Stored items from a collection
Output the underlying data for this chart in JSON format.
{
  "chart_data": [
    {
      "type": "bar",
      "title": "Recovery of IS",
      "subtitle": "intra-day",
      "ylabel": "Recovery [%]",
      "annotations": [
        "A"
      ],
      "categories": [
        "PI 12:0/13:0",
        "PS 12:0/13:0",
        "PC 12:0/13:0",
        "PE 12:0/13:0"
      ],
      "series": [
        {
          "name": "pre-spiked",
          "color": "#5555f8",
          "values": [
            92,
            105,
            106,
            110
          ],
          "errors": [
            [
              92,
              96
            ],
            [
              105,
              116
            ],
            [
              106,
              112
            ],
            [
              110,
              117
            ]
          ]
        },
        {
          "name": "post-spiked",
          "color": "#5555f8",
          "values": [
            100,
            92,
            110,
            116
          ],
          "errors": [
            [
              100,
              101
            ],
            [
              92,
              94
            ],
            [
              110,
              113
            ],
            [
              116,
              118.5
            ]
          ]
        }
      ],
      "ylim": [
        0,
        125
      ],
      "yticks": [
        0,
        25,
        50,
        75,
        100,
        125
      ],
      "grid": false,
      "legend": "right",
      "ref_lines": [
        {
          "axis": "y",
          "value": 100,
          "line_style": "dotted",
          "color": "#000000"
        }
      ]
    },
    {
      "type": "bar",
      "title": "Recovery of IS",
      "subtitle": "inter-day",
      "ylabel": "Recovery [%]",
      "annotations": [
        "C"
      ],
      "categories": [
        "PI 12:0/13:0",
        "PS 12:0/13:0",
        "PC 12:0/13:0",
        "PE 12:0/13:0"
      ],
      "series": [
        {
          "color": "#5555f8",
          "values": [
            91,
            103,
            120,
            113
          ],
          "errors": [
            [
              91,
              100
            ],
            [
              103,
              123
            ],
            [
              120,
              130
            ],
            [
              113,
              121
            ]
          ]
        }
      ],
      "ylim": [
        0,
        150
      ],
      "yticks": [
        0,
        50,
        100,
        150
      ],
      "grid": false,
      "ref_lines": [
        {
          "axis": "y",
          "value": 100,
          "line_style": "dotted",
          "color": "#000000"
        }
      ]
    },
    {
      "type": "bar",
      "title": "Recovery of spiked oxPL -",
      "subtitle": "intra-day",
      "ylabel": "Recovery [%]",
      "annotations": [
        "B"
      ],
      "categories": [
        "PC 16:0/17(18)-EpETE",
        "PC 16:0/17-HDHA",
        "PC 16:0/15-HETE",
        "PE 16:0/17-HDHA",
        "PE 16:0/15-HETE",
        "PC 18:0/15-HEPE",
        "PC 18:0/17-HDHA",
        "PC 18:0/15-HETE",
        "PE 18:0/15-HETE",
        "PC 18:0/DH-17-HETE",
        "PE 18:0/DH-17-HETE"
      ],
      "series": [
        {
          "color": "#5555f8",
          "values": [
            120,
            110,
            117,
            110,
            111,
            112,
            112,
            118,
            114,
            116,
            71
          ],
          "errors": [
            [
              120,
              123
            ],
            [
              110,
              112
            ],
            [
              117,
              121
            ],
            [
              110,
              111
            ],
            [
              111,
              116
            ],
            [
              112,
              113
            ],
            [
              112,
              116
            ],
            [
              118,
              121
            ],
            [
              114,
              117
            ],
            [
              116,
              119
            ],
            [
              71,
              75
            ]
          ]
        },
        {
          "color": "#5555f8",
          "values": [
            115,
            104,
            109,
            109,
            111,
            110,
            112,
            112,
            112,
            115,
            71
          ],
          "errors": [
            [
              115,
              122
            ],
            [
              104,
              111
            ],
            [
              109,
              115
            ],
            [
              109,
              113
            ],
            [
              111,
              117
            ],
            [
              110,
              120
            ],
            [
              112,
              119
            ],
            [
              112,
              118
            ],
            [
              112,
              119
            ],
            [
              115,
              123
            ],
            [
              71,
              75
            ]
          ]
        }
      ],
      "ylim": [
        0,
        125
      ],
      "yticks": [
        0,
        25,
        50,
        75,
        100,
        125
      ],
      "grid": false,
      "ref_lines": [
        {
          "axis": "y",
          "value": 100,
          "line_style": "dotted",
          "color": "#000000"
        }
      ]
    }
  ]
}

Given exercise ▸
Transcribe the material above in its entirety. Match it exactly.

Complete response ▸
Output the underlying data for this chart in JSON format.
{
  "chart_data": [
    {
      "type": "bar",
      "title": "Recovery of IS",
      "subtitle": "intra-day",
      "ylabel": "Recovery [%]",
      "annotations": [
        "A"
      ],
      "categories": [
        "PI 12:0/13:0",
        "PS 12:0/13:0",
        "PC 12:0/13:0",
        "PE 12:0/13:0"
      ],
      "series": [
        {
          "name": "pre-spiked",
          "color": "#5555f8",
          "values": [
            92,
            105,
            106,
            110
          ],
          "errors": [
            [
              92,
              96
            ],
            [
              105,
              116
            ],
            [
              106,
              112
            ],
            [
              110,
              117
            ]
          ]
        },
        {
          "name": "post-spiked",
          "color": "#5555f8",
          "values": [
            100,
            92,
            110,
            116
          ],
          "errors": [
            [
              100,
              101
            ],
            [
              92,
              94
            ],
            [
              110,
              113
            ],
            [
              116,
              118.5
            ]
          ]
        }
      ],
      "ylim": [
        0,
        125
      ],
      "yticks": [
        0,
        25,
        50,
        75,
        100,
        125
      ],
      "grid": false,
      "legend": "right",
      "ref_lines": [
        {
          "axis": "y",
          "value": 100,
          "line_style": "dotted",
          "color": "#000000"
        }
      ]
    },
    {
      "type": "bar",
      "title": "Recovery of IS",
      "subtitle": "inter-day",
      "ylabel": "Recovery [%]",
      "annotations": [
        "C"
      ],
      "categories": [
        "PI 12:0/13:0",
        "PS 12:0/13:0",
        "PC 12:0/13:0",
        "PE 12:0/13:0"
      ],
      "series": [
        {
          "color": "#5555f8",
          "values": [
            91,
            103,
            120,
            113
          ],
          "errors": [
            [
              91,
              100
            ],
            [
              103,
              123
            ],
            [
              120,
              130
            ],
            [
              113,
              121
            ]
          ]
        }
      ],
      "ylim": [
        0,
        150
      ],
      "yticks": [
        0,
        50,
        100,
        150
      ],
      "grid": false,
      "ref_lines": [
        {
          "axis": "y",
          "value": 100,
          "line_style": "dotted",
          "color": "#000000"
        }
      ]
    },
    {
      "type": "bar",
      "title": "Recovery of spiked oxPL -",
      "subtitle": "intra-day",
      "ylabel": "Recovery [%]",
      "annotations": [
        "B"
      ],
      "categories": [
        "PC 16:0/17(18)-EpETE",
        "PC 16:0/17-HDHA",
        "PC 16:0/15-HETE",
        "PE 16:0/17-HDHA",
        "PE 16:0/15-HETE",
        "PC 18:0/15-HEPE",
        "PC 18:0/17-HDHA",
        "PC 18:0/15-HETE",
        "PE 18:0/15-HETE",
        "PC 18:0/DH-17-HETE",
        "PE 18:0/DH-17-HETE"
      ],
      "series": [
        {
          "color": "#5555f8",
          "values": [
            120,
            110,
            117,
            110,
            111,
            112,
            112,
            118,
            114,
            116,
            71
          ],
          "errors": [
            [
              120,
              123
            ],
            [
              110,
              112
            ],
            [
              117,
              121
            ],
            [
              110,
              111
            ],
            [
              111,
              116
            ],
            [
              112,
              113
            ],
            [
              112,
              116
            ],
            [
              118,
              121
            ],
            [
              114,
              117
            ],
            [
              116,
              119
            ],
            [
              71,
              75
            ]
          ]
        },
        {
          "color": "#5555f8",
          "values": [
            115,
            104,
            109,
            109,
            111,
            110,
            112,
            112,
            112,
            115,
            71
          ],
          "errors": [
            [
              115,
              122
            ],
            [
              104,
              111
            ],
            [
              109,
              115
            ],
            [
              109,
              113
            ],
            [
              111,
              117
            ],
            [
              110,
              120
            ],
            [
              112,
              119
            ],
            [
              112,
              118
            ],
            [
              112,
              119
            ],
            [
              115,
              123
            ],
            [
              71,
              75
            ]
          ]
        }
      ],
      "ylim": [
        0,
        125
      ],
      "yticks": [
        0,
        25,
        50,
        75,
        100,
        125
      ],
      "grid": false,
      "ref_lines": [
        {
          "axis": "y",
          "value": 100,
          "line_style": "dotted",
          "color": "#000000"
        }
      ]
    }
  ]
}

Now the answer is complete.